* _Try it_: Show the lines below where "meiner" occurs.
===== Exercise data =====
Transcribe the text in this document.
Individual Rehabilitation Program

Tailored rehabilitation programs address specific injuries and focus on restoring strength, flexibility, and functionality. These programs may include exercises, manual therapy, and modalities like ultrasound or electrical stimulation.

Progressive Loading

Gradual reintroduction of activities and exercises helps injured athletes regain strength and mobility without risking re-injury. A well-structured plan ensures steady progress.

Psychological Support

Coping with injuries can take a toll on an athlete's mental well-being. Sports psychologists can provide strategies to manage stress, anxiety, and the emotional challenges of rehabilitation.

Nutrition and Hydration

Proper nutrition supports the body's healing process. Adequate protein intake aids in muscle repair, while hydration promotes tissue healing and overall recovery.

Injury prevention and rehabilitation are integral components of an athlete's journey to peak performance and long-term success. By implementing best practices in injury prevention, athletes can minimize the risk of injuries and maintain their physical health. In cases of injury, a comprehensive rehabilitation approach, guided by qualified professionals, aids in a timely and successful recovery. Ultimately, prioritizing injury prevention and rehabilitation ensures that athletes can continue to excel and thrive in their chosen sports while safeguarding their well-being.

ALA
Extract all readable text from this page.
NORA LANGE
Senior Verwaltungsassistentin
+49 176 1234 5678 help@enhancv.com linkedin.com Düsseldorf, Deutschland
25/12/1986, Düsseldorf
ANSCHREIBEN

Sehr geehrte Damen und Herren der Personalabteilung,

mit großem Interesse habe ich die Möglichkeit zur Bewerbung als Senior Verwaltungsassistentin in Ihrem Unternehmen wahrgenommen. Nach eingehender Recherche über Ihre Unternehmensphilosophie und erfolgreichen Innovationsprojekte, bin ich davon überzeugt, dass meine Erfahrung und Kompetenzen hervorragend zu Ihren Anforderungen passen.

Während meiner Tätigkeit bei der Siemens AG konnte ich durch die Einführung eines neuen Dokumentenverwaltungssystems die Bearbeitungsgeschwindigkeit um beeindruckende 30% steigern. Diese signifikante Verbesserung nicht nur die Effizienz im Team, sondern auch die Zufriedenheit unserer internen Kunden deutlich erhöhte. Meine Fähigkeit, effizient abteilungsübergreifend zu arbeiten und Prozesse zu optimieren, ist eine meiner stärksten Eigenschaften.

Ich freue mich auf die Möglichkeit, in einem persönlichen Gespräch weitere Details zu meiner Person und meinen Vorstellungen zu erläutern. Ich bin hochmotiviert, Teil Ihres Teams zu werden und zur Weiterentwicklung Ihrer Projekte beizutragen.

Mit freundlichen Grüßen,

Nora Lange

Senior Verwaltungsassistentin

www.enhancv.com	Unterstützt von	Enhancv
=====
* _Answer_:
Während meiner Tätigkeit bei der Siemens AG konnte ich durch die Einführung eines neuen Dokumentenverwaltungssystems die Bearbeitungsgeschwindigkeit um beeindruckende 30% steigern. Diese signifikante Verbesserung nicht nur die Effizienz im Team, sondern auch die Zufriedenheit unserer internen Kunden deutlich erhöhte. Meine Fähigkeit, effizient abteilungsübergreifend zu arbeiten und Prozesse zu optimieren, ist eine meiner stärksten Eigenschaften.
Ich freue mich auf die Möglichkeit, in einem persönlichen Gespräch weitere Details zu meiner Person und meinen Vorstellungen zu erläutern. Ich bin hochmotiviert, Teil Ihres Teams zu werden und zur Weiterentwicklung Ihrer Projekte beizutragen.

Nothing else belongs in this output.